(Stored items)
----------

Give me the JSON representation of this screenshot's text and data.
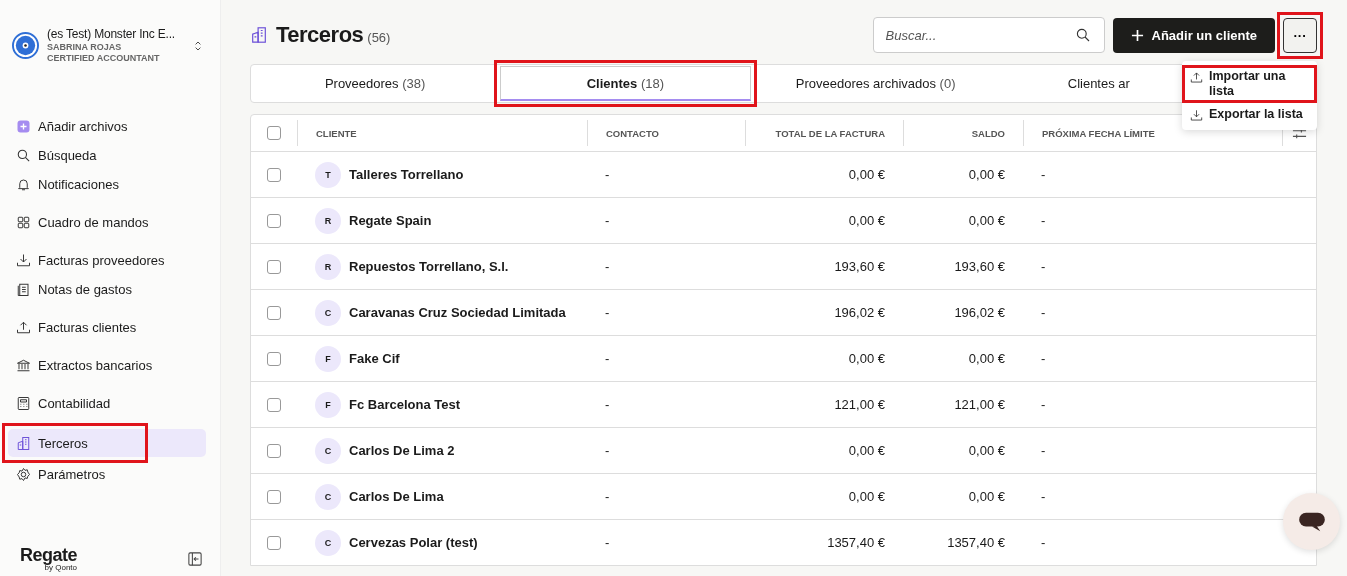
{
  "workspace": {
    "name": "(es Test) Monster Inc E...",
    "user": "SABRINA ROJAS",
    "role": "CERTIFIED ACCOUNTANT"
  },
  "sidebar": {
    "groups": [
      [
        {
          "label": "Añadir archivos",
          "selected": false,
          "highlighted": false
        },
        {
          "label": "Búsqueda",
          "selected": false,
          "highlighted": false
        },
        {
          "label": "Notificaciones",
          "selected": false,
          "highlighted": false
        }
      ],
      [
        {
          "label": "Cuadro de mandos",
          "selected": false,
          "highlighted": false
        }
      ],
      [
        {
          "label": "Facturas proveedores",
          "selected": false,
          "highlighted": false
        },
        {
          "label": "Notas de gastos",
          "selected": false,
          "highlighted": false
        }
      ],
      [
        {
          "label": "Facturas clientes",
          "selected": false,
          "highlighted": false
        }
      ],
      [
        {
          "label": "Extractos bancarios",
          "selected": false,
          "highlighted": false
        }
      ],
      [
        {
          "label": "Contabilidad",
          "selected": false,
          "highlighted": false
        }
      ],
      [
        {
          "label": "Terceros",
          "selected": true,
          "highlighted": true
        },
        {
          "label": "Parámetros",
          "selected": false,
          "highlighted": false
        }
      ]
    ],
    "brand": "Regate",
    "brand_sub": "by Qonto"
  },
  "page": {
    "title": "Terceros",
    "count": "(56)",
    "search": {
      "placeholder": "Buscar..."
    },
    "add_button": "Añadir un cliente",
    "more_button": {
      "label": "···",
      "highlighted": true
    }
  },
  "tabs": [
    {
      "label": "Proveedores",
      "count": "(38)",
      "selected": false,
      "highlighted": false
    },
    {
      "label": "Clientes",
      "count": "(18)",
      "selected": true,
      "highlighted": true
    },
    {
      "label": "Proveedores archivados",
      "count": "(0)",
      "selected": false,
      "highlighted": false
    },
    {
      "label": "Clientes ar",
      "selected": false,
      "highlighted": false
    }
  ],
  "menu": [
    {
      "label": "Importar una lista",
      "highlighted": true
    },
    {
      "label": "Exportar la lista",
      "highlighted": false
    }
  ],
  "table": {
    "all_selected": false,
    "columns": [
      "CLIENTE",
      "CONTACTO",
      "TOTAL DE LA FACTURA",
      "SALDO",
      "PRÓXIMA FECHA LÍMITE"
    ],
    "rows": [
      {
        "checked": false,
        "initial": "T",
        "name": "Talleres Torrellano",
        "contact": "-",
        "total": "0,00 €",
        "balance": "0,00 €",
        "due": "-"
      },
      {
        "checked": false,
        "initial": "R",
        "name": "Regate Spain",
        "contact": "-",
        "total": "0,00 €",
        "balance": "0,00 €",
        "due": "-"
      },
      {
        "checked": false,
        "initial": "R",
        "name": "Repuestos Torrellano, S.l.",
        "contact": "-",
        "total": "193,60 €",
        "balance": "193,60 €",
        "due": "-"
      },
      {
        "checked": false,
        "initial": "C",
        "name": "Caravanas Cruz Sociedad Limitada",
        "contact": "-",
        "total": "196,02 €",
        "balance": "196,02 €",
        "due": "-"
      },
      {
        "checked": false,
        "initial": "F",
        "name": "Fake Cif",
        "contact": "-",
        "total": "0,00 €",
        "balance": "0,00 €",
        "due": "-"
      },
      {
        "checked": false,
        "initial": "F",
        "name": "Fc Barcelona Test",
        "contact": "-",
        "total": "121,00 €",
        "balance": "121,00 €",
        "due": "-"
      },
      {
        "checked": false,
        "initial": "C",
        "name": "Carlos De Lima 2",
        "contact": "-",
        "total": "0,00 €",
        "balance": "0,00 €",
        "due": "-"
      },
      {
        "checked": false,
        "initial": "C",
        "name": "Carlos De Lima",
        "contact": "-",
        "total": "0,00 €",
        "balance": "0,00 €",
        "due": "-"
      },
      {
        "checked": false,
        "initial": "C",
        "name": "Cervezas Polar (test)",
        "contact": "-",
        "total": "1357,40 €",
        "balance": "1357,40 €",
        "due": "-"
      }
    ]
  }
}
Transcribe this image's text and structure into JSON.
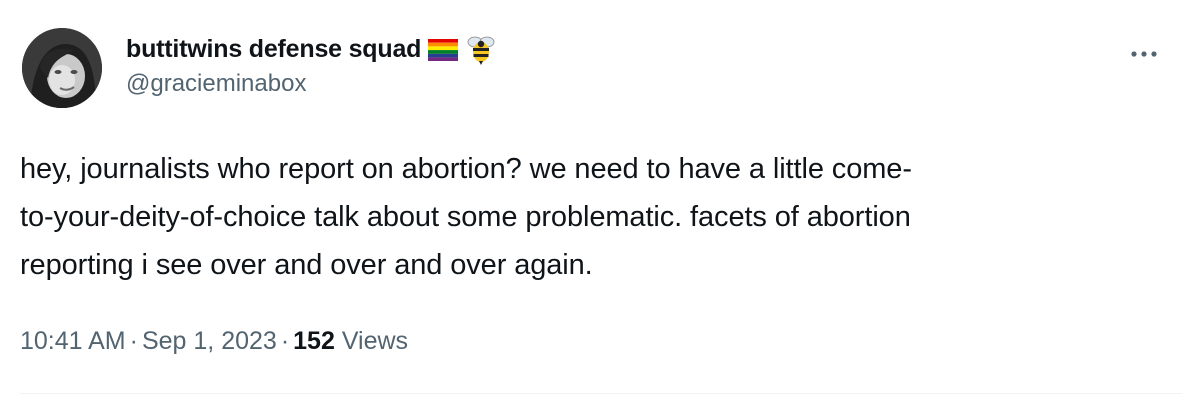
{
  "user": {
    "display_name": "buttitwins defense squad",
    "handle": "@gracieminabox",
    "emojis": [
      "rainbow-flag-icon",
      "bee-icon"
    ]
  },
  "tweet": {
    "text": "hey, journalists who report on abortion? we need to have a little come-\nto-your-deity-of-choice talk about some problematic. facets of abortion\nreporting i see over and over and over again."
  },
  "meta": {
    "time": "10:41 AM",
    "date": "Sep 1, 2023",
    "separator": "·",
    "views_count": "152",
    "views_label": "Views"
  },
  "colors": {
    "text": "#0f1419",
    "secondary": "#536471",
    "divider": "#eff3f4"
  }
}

----------

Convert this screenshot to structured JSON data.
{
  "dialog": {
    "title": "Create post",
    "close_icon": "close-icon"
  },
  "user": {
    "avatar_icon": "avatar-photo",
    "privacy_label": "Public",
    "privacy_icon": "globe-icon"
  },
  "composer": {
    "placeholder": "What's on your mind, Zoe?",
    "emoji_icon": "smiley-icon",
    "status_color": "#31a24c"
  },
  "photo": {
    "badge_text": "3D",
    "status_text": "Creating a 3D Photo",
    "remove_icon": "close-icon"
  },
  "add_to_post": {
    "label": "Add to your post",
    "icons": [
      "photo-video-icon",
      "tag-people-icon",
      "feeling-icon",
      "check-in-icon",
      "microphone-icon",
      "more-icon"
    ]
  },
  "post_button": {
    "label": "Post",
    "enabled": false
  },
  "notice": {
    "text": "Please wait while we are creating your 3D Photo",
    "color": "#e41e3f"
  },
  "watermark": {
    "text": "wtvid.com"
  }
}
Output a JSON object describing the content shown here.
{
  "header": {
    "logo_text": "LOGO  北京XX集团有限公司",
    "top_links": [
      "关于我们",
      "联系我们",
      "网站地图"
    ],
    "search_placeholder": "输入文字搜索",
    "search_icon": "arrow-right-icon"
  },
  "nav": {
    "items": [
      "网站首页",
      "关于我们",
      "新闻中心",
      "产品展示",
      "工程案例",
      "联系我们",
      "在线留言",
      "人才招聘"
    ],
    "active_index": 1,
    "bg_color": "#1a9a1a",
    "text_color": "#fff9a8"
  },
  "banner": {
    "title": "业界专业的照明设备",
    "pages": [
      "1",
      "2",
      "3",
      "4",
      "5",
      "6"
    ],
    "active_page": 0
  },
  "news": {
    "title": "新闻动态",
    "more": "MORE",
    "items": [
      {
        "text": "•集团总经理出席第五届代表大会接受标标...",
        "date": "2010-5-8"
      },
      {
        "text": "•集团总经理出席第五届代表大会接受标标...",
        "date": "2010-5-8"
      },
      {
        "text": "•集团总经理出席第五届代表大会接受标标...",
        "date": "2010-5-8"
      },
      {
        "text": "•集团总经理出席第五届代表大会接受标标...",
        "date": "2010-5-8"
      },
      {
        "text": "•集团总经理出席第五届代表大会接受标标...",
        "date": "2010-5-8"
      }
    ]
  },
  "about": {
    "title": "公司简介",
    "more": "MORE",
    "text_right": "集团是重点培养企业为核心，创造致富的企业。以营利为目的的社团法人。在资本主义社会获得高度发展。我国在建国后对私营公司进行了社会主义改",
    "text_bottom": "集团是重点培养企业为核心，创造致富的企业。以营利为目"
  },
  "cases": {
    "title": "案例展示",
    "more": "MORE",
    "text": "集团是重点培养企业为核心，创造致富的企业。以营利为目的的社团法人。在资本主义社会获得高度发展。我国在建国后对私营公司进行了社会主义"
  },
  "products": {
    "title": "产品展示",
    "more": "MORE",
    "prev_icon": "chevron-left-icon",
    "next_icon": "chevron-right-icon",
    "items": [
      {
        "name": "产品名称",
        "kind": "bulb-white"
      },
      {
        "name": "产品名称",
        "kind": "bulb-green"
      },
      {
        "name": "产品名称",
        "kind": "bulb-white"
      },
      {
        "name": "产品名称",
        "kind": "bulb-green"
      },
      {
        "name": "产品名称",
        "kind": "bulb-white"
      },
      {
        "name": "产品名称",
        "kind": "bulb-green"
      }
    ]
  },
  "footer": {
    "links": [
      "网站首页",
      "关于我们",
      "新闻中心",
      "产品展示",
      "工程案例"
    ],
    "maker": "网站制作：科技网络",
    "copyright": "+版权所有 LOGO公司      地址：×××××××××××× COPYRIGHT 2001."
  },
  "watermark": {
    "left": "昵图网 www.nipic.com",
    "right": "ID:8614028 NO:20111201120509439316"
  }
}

----------

- **Required work**:
In the records above, locate the lines holding the word "以营利为目的的社团法人". Copy each of them.

- **Correct response**:
    "text_right": "集团是重点培养企业为核心，创造致富的企业。以营利为目的的社团法人。在资本主义社会获得高度发展。我国在建国后对私营公司进行了社会主义改",
    "text": "集团是重点培养企业为核心，创造致富的企业。以营利为目的的社团法人。在资本主义社会获得高度发展。我国在建国后对私营公司进行了社会主义"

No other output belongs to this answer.